Do not include the pictures; repeat the rest of the data exactly.

--- BEGIN ---

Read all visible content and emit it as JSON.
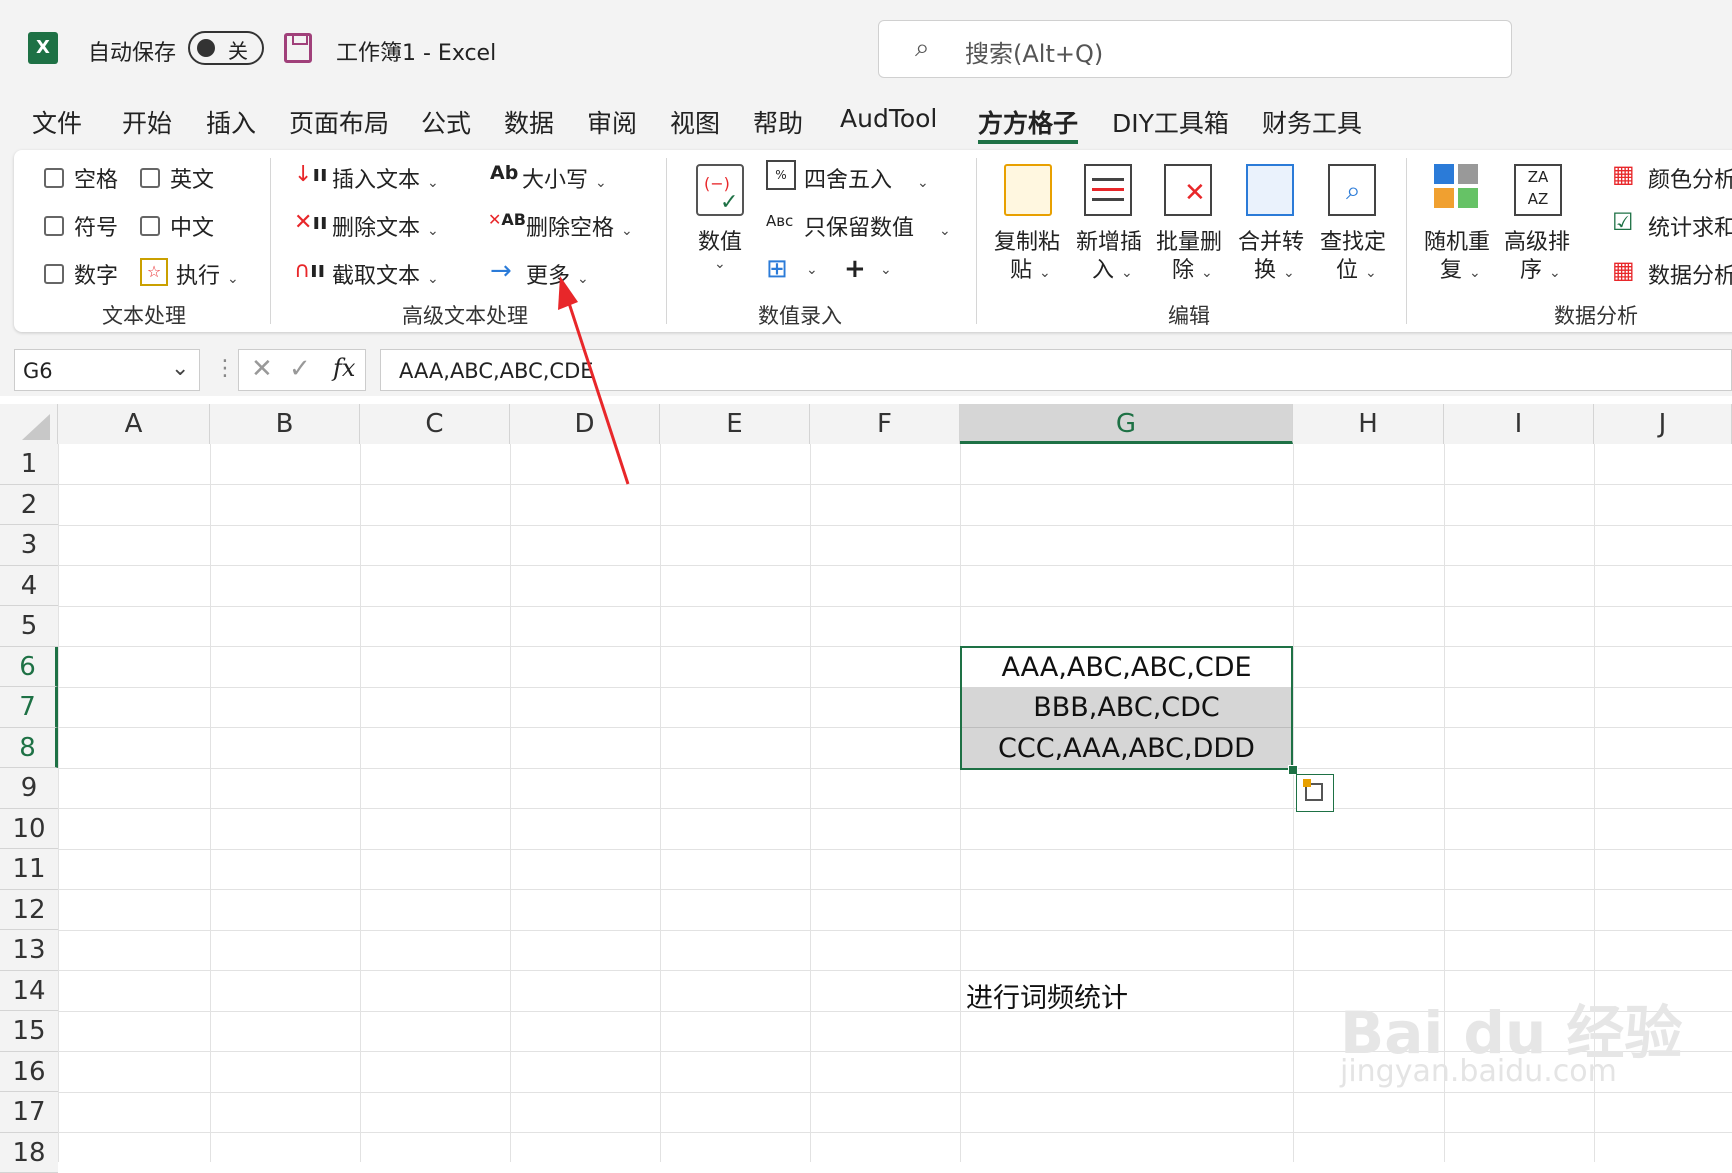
{
  "titlebar": {
    "autosave_label": "自动保存",
    "autosave_state": "关",
    "title": "工作簿1  -  Excel",
    "search_placeholder": "搜索(Alt+Q)"
  },
  "tabs": [
    "文件",
    "开始",
    "插入",
    "页面布局",
    "公式",
    "数据",
    "审阅",
    "视图",
    "帮助",
    "AudTool",
    "方方格子",
    "DIY工具箱",
    "财务工具"
  ],
  "active_tab": "方方格子",
  "ribbon": {
    "text_processing": {
      "checkboxes": [
        "空格",
        "英文",
        "符号",
        "中文",
        "数字"
      ],
      "execute": "执行",
      "group_label": "文本处理"
    },
    "advanced_text": {
      "insert_text": "插入文本",
      "delete_text": "删除文本",
      "cut_text": "截取文本",
      "case": "大小写",
      "delete_spaces": "删除空格",
      "more": "更多",
      "group_label": "高级文本处理"
    },
    "number_entry": {
      "value": "数值",
      "round": "四舍五入",
      "keep_values": "只保留数值",
      "group_label": "数值录入"
    },
    "edit": {
      "copy_paste_1": "复制粘",
      "copy_paste_2": "贴",
      "add_insert_1": "新增插",
      "add_insert_2": "入",
      "batch_delete_1": "批量删",
      "batch_delete_2": "除",
      "merge_convert_1": "合并转",
      "merge_convert_2": "换",
      "find_locate_1": "查找定",
      "find_locate_2": "位",
      "group_label": "编辑"
    },
    "data_analysis": {
      "random_repeat_1": "随机重",
      "random_repeat_2": "复",
      "advanced_sort_1": "高级排",
      "advanced_sort_2": "序",
      "color_analysis": "颜色分析",
      "stats_sum": "统计求和",
      "data_analysis": "数据分析",
      "group_label": "数据分析"
    }
  },
  "formula_bar": {
    "name_box": "G6",
    "fx": "fx",
    "formula": "AAA,ABC,ABC,CDE"
  },
  "sheet": {
    "columns": [
      "A",
      "B",
      "C",
      "D",
      "E",
      "F",
      "G",
      "H",
      "I",
      "J"
    ],
    "rows": [
      "1",
      "2",
      "3",
      "4",
      "5",
      "6",
      "7",
      "8",
      "9",
      "10",
      "11",
      "12",
      "13",
      "14",
      "15",
      "16",
      "17",
      "18"
    ],
    "selected_column": "G",
    "cells": {
      "G6": "AAA,ABC,ABC,CDE",
      "G7": "BBB,ABC,CDC",
      "G8": "CCC,AAA,ABC,DDD",
      "G14": "进行词频统计"
    }
  },
  "watermark": {
    "main": "Bai du 经验",
    "sub": "jingyan.baidu.com"
  },
  "colors": {
    "excel_green": "#1e7145",
    "annotation_red": "#e8272a"
  }
}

--- END ---

**Reply:**
Read all visible content and emit it as JSON.
{
  "titlebar": {
    "autosave_label": "自动保存",
    "autosave_state": "关",
    "title": "工作簿1  -  Excel",
    "search_placeholder": "搜索(Alt+Q)"
  },
  "tabs": [
    "文件",
    "开始",
    "插入",
    "页面布局",
    "公式",
    "数据",
    "审阅",
    "视图",
    "帮助",
    "AudTool",
    "方方格子",
    "DIY工具箱",
    "财务工具"
  ],
  "active_tab": "方方格子",
  "ribbon": {
    "text_processing": {
      "checkboxes": [
        "空格",
        "英文",
        "符号",
        "中文",
        "数字"
      ],
      "execute": "执行",
      "group_label": "文本处理"
    },
    "advanced_text": {
      "insert_text": "插入文本",
      "delete_text": "删除文本",
      "cut_text": "截取文本",
      "case": "大小写",
      "delete_spaces": "删除空格",
      "more": "更多",
      "group_label": "高级文本处理"
    },
    "number_entry": {
      "value": "数值",
      "round": "四舍五入",
      "keep_values": "只保留数值",
      "group_label": "数值录入"
    },
    "edit": {
      "copy_paste_1": "复制粘",
      "copy_paste_2": "贴",
      "add_insert_1": "新增插",
      "add_insert_2": "入",
      "batch_delete_1": "批量删",
      "batch_delete_2": "除",
      "merge_convert_1": "合并转",
      "merge_convert_2": "换",
      "find_locate_1": "查找定",
      "find_locate_2": "位",
      "group_label": "编辑"
    },
    "data_analysis": {
      "random_repeat_1": "随机重",
      "random_repeat_2": "复",
      "advanced_sort_1": "高级排",
      "advanced_sort_2": "序",
      "color_analysis": "颜色分析",
      "stats_sum": "统计求和",
      "data_analysis": "数据分析",
      "group_label": "数据分析"
    }
  },
  "formula_bar": {
    "name_box": "G6",
    "fx": "fx",
    "formula": "AAA,ABC,ABC,CDE"
  },
  "sheet": {
    "columns": [
      "A",
      "B",
      "C",
      "D",
      "E",
      "F",
      "G",
      "H",
      "I",
      "J"
    ],
    "rows": [
      "1",
      "2",
      "3",
      "4",
      "5",
      "6",
      "7",
      "8",
      "9",
      "10",
      "11",
      "12",
      "13",
      "14",
      "15",
      "16",
      "17",
      "18"
    ],
    "selected_column": "G",
    "cells": {
      "G6": "AAA,ABC,ABC,CDE",
      "G7": "BBB,ABC,CDC",
      "G8": "CCC,AAA,ABC,DDD",
      "G14": "进行词频统计"
    }
  },
  "watermark": {
    "main": "Bai du 经验",
    "sub": "jingyan.baidu.com"
  },
  "colors": {
    "excel_green": "#1e7145",
    "annotation_red": "#e8272a"
  }
}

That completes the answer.